THE EXERCISE: Repeat the full listing below verbatim and keep the images out.

-------- DATA EXCERPTS --------

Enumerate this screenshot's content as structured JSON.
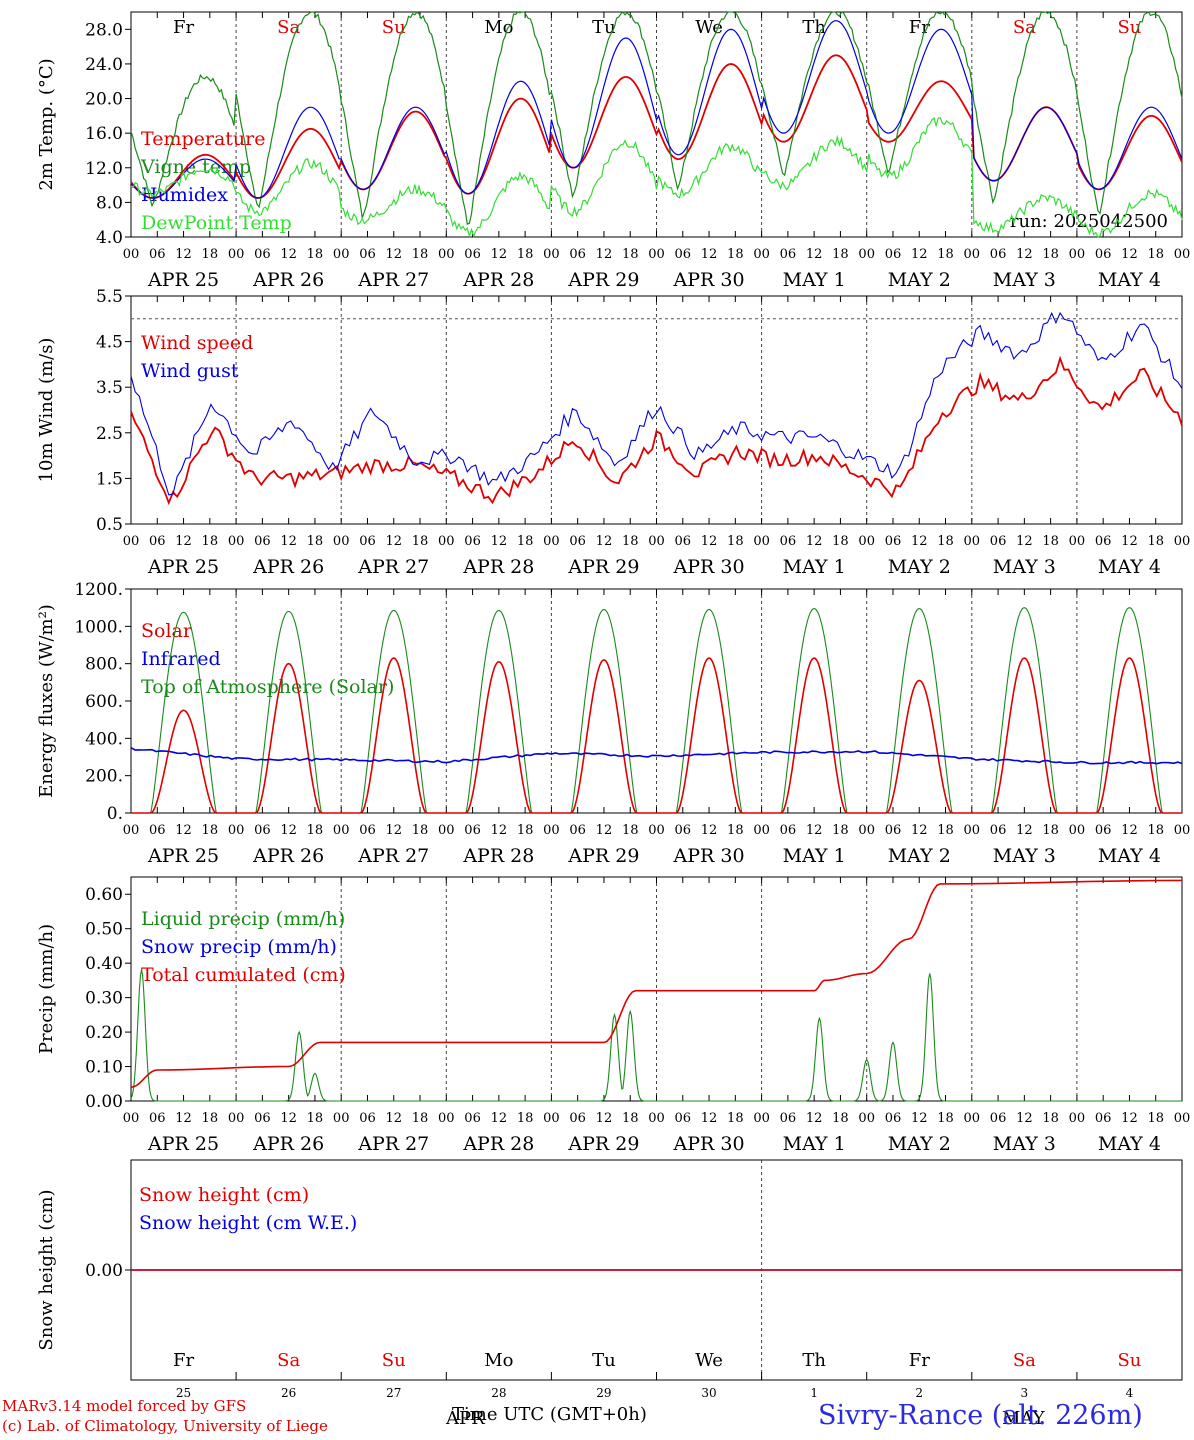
{
  "chart_data": {
    "type": "line",
    "days": [
      "Fr",
      "Sa",
      "Su",
      "Mo",
      "Tu",
      "We",
      "Th",
      "Fr",
      "Sa",
      "Su"
    ],
    "weekend_days": [
      "Sa",
      "Su"
    ],
    "date_labels": [
      "APR 25",
      "APR 26",
      "APR 27",
      "APR 28",
      "APR 29",
      "APR 30",
      "MAY  1",
      "MAY  2",
      "MAY  3",
      "MAY  4"
    ],
    "hour_ticks": [
      "00",
      "06",
      "12",
      "18"
    ],
    "day_numbers": [
      "25",
      "26",
      "27",
      "28",
      "29",
      "30",
      "1",
      "2",
      "3",
      "4"
    ],
    "month_labels": [
      "APR",
      "MAY"
    ],
    "panels": [
      {
        "ylabel": "2m Temp. (°C)",
        "ylim": [
          4,
          30
        ],
        "yticks": [
          "4.0",
          "8.0",
          "12.0",
          "16.0",
          "20.0",
          "24.0",
          "28.0"
        ],
        "annotation": "run: 2025042500",
        "series": [
          {
            "name": "Temperature",
            "color": "#e00000",
            "min": [
              8.5,
              8.5,
              9.5,
              9.0,
              12.0,
              13.0,
              15.0,
              15.0,
              10.5,
              9.5
            ],
            "max": [
              13.5,
              16.5,
              18.5,
              20.0,
              22.5,
              24.0,
              25.0,
              22.0,
              19.0,
              18.0
            ]
          },
          {
            "name": "Vigne temp",
            "color": "#1a8a1a",
            "min": [
              7.5,
              7.0,
              6.0,
              5.0,
              8.5,
              9.5,
              11.0,
              11.5,
              8.0,
              6.5
            ],
            "max": [
              22.5,
              30.0,
              30.0,
              30.0,
              30.0,
              30.0,
              30.0,
              30.0,
              30.0,
              30.0
            ]
          },
          {
            "name": "Humidex",
            "color": "#0000e0",
            "min": [
              8.5,
              8.5,
              9.5,
              9.0,
              12.0,
              13.5,
              16.0,
              16.0,
              10.5,
              9.5
            ],
            "max": [
              13.0,
              19.0,
              19.0,
              22.0,
              27.0,
              28.0,
              29.0,
              28.0,
              19.0,
              19.0
            ]
          },
          {
            "name": "DewPoint Temp",
            "color": "#33dd33",
            "min": [
              9.0,
              7.0,
              6.0,
              4.5,
              7.0,
              9.0,
              10.0,
              11.0,
              5.0,
              4.5
            ],
            "max": [
              12.0,
              12.5,
              9.5,
              11.0,
              15.0,
              14.5,
              15.0,
              17.5,
              8.5,
              9.0
            ]
          }
        ]
      },
      {
        "ylabel": "10m Wind (m/s)",
        "ylim": [
          0.5,
          5.5
        ],
        "yticks": [
          "0.5",
          "1.5",
          "2.5",
          "3.5",
          "4.5",
          "5.5"
        ],
        "reference_line": 5.0,
        "series": [
          {
            "name": "Wind speed",
            "color": "#e00000",
            "daily": [
              2.9,
              1.0,
              2.6,
              1.5,
              1.5,
              1.6,
              1.8,
              1.8,
              1.5,
              1.1,
              1.6,
              2.4,
              1.4,
              2.4,
              1.6,
              2.1,
              1.9,
              2.0,
              1.6,
              1.2,
              2.9,
              3.6,
              3.2,
              4.0,
              3.0,
              3.8,
              2.8
            ]
          },
          {
            "name": "Wind gust",
            "color": "#0000e0",
            "daily": [
              3.8,
              1.1,
              3.2,
              2.0,
              2.8,
              1.7,
              3.0,
              1.9,
              2.0,
              1.4,
              2.0,
              3.0,
              1.8,
              3.1,
              2.0,
              2.6,
              2.4,
              2.4,
              2.0,
              1.6,
              3.9,
              4.7,
              4.2,
              5.2,
              4.0,
              4.9,
              3.5
            ]
          }
        ]
      },
      {
        "ylabel": "Energy fluxes (W/m²)",
        "ylim": [
          0,
          1200
        ],
        "yticks": [
          "0.",
          "200.",
          "400.",
          "600.",
          "800.",
          "1000.",
          "1200."
        ],
        "series": [
          {
            "name": "Solar",
            "color": "#e00000",
            "daily_peak": [
              550,
              800,
              830,
              810,
              820,
              830,
              830,
              710,
              830,
              830
            ]
          },
          {
            "name": "Infrared",
            "color": "#0000e0",
            "level": [
              345,
              290,
              285,
              275,
              320,
              305,
              325,
              330,
              290,
              270
            ]
          },
          {
            "name": "Top of Atmosphere (Solar)",
            "color": "#1a8a1a",
            "daily_peak": [
              1075,
              1080,
              1085,
              1085,
              1090,
              1090,
              1095,
              1095,
              1100,
              1100
            ]
          }
        ]
      },
      {
        "ylabel": "Precip (mm/h)",
        "ylim": [
          0,
          0.65
        ],
        "yticks": [
          "0.00",
          "0.10",
          "0.20",
          "0.30",
          "0.40",
          "0.50",
          "0.60"
        ],
        "series": [
          {
            "name": "Liquid precip (mm/h)",
            "color": "#1a8a1a",
            "peaks": [
              [
                0.1,
                0.38
              ],
              [
                1.6,
                0.2
              ],
              [
                1.75,
                0.08
              ],
              [
                4.6,
                0.25
              ],
              [
                4.75,
                0.26
              ],
              [
                6.55,
                0.24
              ],
              [
                7.0,
                0.12
              ],
              [
                7.25,
                0.17
              ],
              [
                7.6,
                0.37
              ]
            ]
          },
          {
            "name": "Snow precip (mm/h)",
            "color": "#0000e0",
            "peaks": []
          },
          {
            "name": "Total cumulated (cm)",
            "color": "#e00000",
            "cumulative": [
              [
                0,
                0.04
              ],
              [
                0.25,
                0.09
              ],
              [
                1.5,
                0.1
              ],
              [
                1.8,
                0.17
              ],
              [
                4.5,
                0.17
              ],
              [
                4.8,
                0.32
              ],
              [
                6.5,
                0.32
              ],
              [
                6.6,
                0.35
              ],
              [
                7.0,
                0.37
              ],
              [
                7.4,
                0.47
              ],
              [
                7.7,
                0.63
              ],
              [
                10,
                0.64
              ]
            ]
          }
        ]
      },
      {
        "ylabel": "Snow height (cm)",
        "ylim": [
          -1,
          1
        ],
        "yticks": [
          "0.00"
        ],
        "series": [
          {
            "name": "Snow height (cm)",
            "color": "#e00000",
            "value": 0.0
          },
          {
            "name": "Snow height (cm W.E.)",
            "color": "#0000e0",
            "value": 0.0
          }
        ]
      }
    ],
    "xlabel": "Time UTC (GMT+0h)"
  },
  "footer": {
    "model": "MARv3.14 model forced by GFS",
    "copyright": "(c) Lab. of Climatology, University of Liege",
    "station": "Sivry-Rance (alt. 226m)"
  }
}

--------

ANSWER IN FULL:
Enumerate this screenshot's content as structured JSON.
{
  "chart_data": {
    "type": "line",
    "days": [
      "Fr",
      "Sa",
      "Su",
      "Mo",
      "Tu",
      "We",
      "Th",
      "Fr",
      "Sa",
      "Su"
    ],
    "weekend_days": [
      "Sa",
      "Su"
    ],
    "date_labels": [
      "APR 25",
      "APR 26",
      "APR 27",
      "APR 28",
      "APR 29",
      "APR 30",
      "MAY  1",
      "MAY  2",
      "MAY  3",
      "MAY  4"
    ],
    "hour_ticks": [
      "00",
      "06",
      "12",
      "18"
    ],
    "day_numbers": [
      "25",
      "26",
      "27",
      "28",
      "29",
      "30",
      "1",
      "2",
      "3",
      "4"
    ],
    "month_labels": [
      "APR",
      "MAY"
    ],
    "panels": [
      {
        "ylabel": "2m Temp. (°C)",
        "ylim": [
          4,
          30
        ],
        "yticks": [
          "4.0",
          "8.0",
          "12.0",
          "16.0",
          "20.0",
          "24.0",
          "28.0"
        ],
        "annotation": "run: 2025042500",
        "series": [
          {
            "name": "Temperature",
            "color": "#e00000",
            "min": [
              8.5,
              8.5,
              9.5,
              9.0,
              12.0,
              13.0,
              15.0,
              15.0,
              10.5,
              9.5
            ],
            "max": [
              13.5,
              16.5,
              18.5,
              20.0,
              22.5,
              24.0,
              25.0,
              22.0,
              19.0,
              18.0
            ]
          },
          {
            "name": "Vigne temp",
            "color": "#1a8a1a",
            "min": [
              7.5,
              7.0,
              6.0,
              5.0,
              8.5,
              9.5,
              11.0,
              11.5,
              8.0,
              6.5
            ],
            "max": [
              22.5,
              30.0,
              30.0,
              30.0,
              30.0,
              30.0,
              30.0,
              30.0,
              30.0,
              30.0
            ]
          },
          {
            "name": "Humidex",
            "color": "#0000e0",
            "min": [
              8.5,
              8.5,
              9.5,
              9.0,
              12.0,
              13.5,
              16.0,
              16.0,
              10.5,
              9.5
            ],
            "max": [
              13.0,
              19.0,
              19.0,
              22.0,
              27.0,
              28.0,
              29.0,
              28.0,
              19.0,
              19.0
            ]
          },
          {
            "name": "DewPoint Temp",
            "color": "#33dd33",
            "min": [
              9.0,
              7.0,
              6.0,
              4.5,
              7.0,
              9.0,
              10.0,
              11.0,
              5.0,
              4.5
            ],
            "max": [
              12.0,
              12.5,
              9.5,
              11.0,
              15.0,
              14.5,
              15.0,
              17.5,
              8.5,
              9.0
            ]
          }
        ]
      },
      {
        "ylabel": "10m Wind (m/s)",
        "ylim": [
          0.5,
          5.5
        ],
        "yticks": [
          "0.5",
          "1.5",
          "2.5",
          "3.5",
          "4.5",
          "5.5"
        ],
        "reference_line": 5.0,
        "series": [
          {
            "name": "Wind speed",
            "color": "#e00000",
            "daily": [
              2.9,
              1.0,
              2.6,
              1.5,
              1.5,
              1.6,
              1.8,
              1.8,
              1.5,
              1.1,
              1.6,
              2.4,
              1.4,
              2.4,
              1.6,
              2.1,
              1.9,
              2.0,
              1.6,
              1.2,
              2.9,
              3.6,
              3.2,
              4.0,
              3.0,
              3.8,
              2.8
            ]
          },
          {
            "name": "Wind gust",
            "color": "#0000e0",
            "daily": [
              3.8,
              1.1,
              3.2,
              2.0,
              2.8,
              1.7,
              3.0,
              1.9,
              2.0,
              1.4,
              2.0,
              3.0,
              1.8,
              3.1,
              2.0,
              2.6,
              2.4,
              2.4,
              2.0,
              1.6,
              3.9,
              4.7,
              4.2,
              5.2,
              4.0,
              4.9,
              3.5
            ]
          }
        ]
      },
      {
        "ylabel": "Energy fluxes (W/m²)",
        "ylim": [
          0,
          1200
        ],
        "yticks": [
          "0.",
          "200.",
          "400.",
          "600.",
          "800.",
          "1000.",
          "1200."
        ],
        "series": [
          {
            "name": "Solar",
            "color": "#e00000",
            "daily_peak": [
              550,
              800,
              830,
              810,
              820,
              830,
              830,
              710,
              830,
              830
            ]
          },
          {
            "name": "Infrared",
            "color": "#0000e0",
            "level": [
              345,
              290,
              285,
              275,
              320,
              305,
              325,
              330,
              290,
              270
            ]
          },
          {
            "name": "Top of Atmosphere (Solar)",
            "color": "#1a8a1a",
            "daily_peak": [
              1075,
              1080,
              1085,
              1085,
              1090,
              1090,
              1095,
              1095,
              1100,
              1100
            ]
          }
        ]
      },
      {
        "ylabel": "Precip (mm/h)",
        "ylim": [
          0,
          0.65
        ],
        "yticks": [
          "0.00",
          "0.10",
          "0.20",
          "0.30",
          "0.40",
          "0.50",
          "0.60"
        ],
        "series": [
          {
            "name": "Liquid precip (mm/h)",
            "color": "#1a8a1a",
            "peaks": [
              [
                0.1,
                0.38
              ],
              [
                1.6,
                0.2
              ],
              [
                1.75,
                0.08
              ],
              [
                4.6,
                0.25
              ],
              [
                4.75,
                0.26
              ],
              [
                6.55,
                0.24
              ],
              [
                7.0,
                0.12
              ],
              [
                7.25,
                0.17
              ],
              [
                7.6,
                0.37
              ]
            ]
          },
          {
            "name": "Snow precip (mm/h)",
            "color": "#0000e0",
            "peaks": []
          },
          {
            "name": "Total cumulated (cm)",
            "color": "#e00000",
            "cumulative": [
              [
                0,
                0.04
              ],
              [
                0.25,
                0.09
              ],
              [
                1.5,
                0.1
              ],
              [
                1.8,
                0.17
              ],
              [
                4.5,
                0.17
              ],
              [
                4.8,
                0.32
              ],
              [
                6.5,
                0.32
              ],
              [
                6.6,
                0.35
              ],
              [
                7.0,
                0.37
              ],
              [
                7.4,
                0.47
              ],
              [
                7.7,
                0.63
              ],
              [
                10,
                0.64
              ]
            ]
          }
        ]
      },
      {
        "ylabel": "Snow height (cm)",
        "ylim": [
          -1,
          1
        ],
        "yticks": [
          "0.00"
        ],
        "series": [
          {
            "name": "Snow height (cm)",
            "color": "#e00000",
            "value": 0.0
          },
          {
            "name": "Snow height (cm W.E.)",
            "color": "#0000e0",
            "value": 0.0
          }
        ]
      }
    ],
    "xlabel": "Time UTC (GMT+0h)"
  },
  "footer": {
    "model": "MARv3.14 model forced by GFS",
    "copyright": "(c) Lab. of Climatology, University of Liege",
    "station": "Sivry-Rance (alt. 226m)"
  }
}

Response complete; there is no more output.